───── Records supplied

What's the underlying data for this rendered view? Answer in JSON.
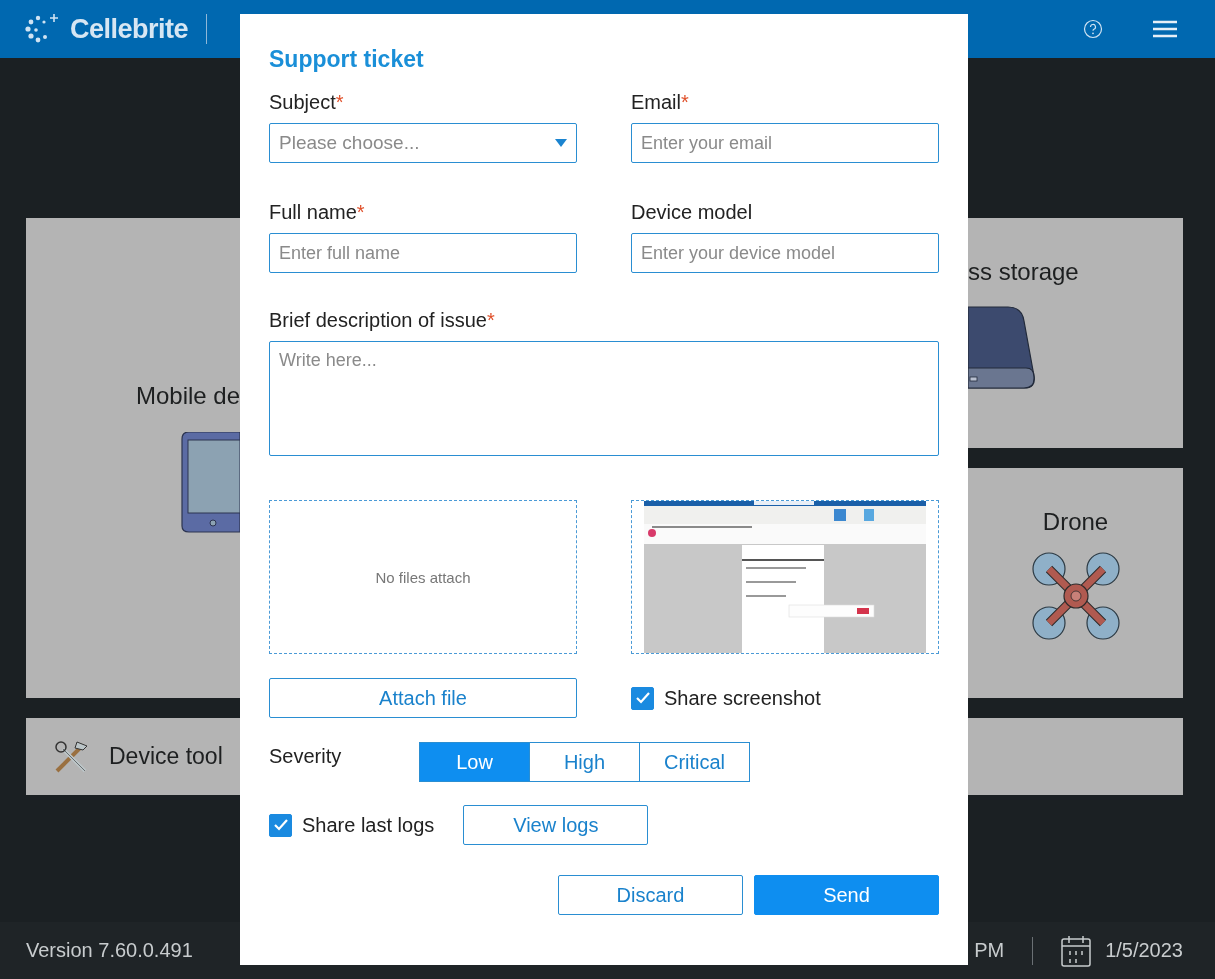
{
  "top_bar": {
    "brand": "Cellebrite"
  },
  "left_card": {
    "label": "Mobile de"
  },
  "right_cards": [
    {
      "label": "ss storage",
      "kind": "storage"
    },
    {
      "label": "Drone",
      "kind": "drone"
    }
  ],
  "tools_bar": {
    "label": "Device tool"
  },
  "status_bar": {
    "version": "Version 7.60.0.491",
    "time": "PM",
    "date": "1/5/2023"
  },
  "dialog": {
    "title": "Support ticket",
    "fields": [
      {
        "label": "Subject",
        "required_mark": "*",
        "kind": "select",
        "placeholder": "Please choose..."
      },
      {
        "label": "Email",
        "required_mark": "*",
        "kind": "text",
        "placeholder": "Enter your email"
      },
      {
        "label": "Full name",
        "required_mark": "*",
        "kind": "text",
        "placeholder": "Enter full name"
      },
      {
        "label": "Device model",
        "kind": "text",
        "placeholder": "Enter your device model"
      }
    ],
    "description": {
      "label": "Brief description of issue",
      "required_mark": "*",
      "placeholder": "Write here..."
    },
    "attachments": {
      "empty_text": "No files attach"
    },
    "attach_button": "Attach file",
    "share_screenshot": {
      "label": "Share screenshot",
      "checked": true
    },
    "severity": {
      "label": "Severity",
      "options": [
        {
          "label": "Low",
          "selected": true
        },
        {
          "label": "High",
          "selected": false
        },
        {
          "label": "Critical",
          "selected": false
        }
      ]
    },
    "share_logs": {
      "label": "Share last logs",
      "checked": true
    },
    "view_logs_button": "View logs",
    "buttons": [
      {
        "label": "Discard",
        "primary": false
      },
      {
        "label": "Send",
        "primary": true
      }
    ]
  }
}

──────────

Instruction: Check every line for "model" and show the ones that have it.

Exercise response:
        "label": "Device model",
        "placeholder": "Enter your device model"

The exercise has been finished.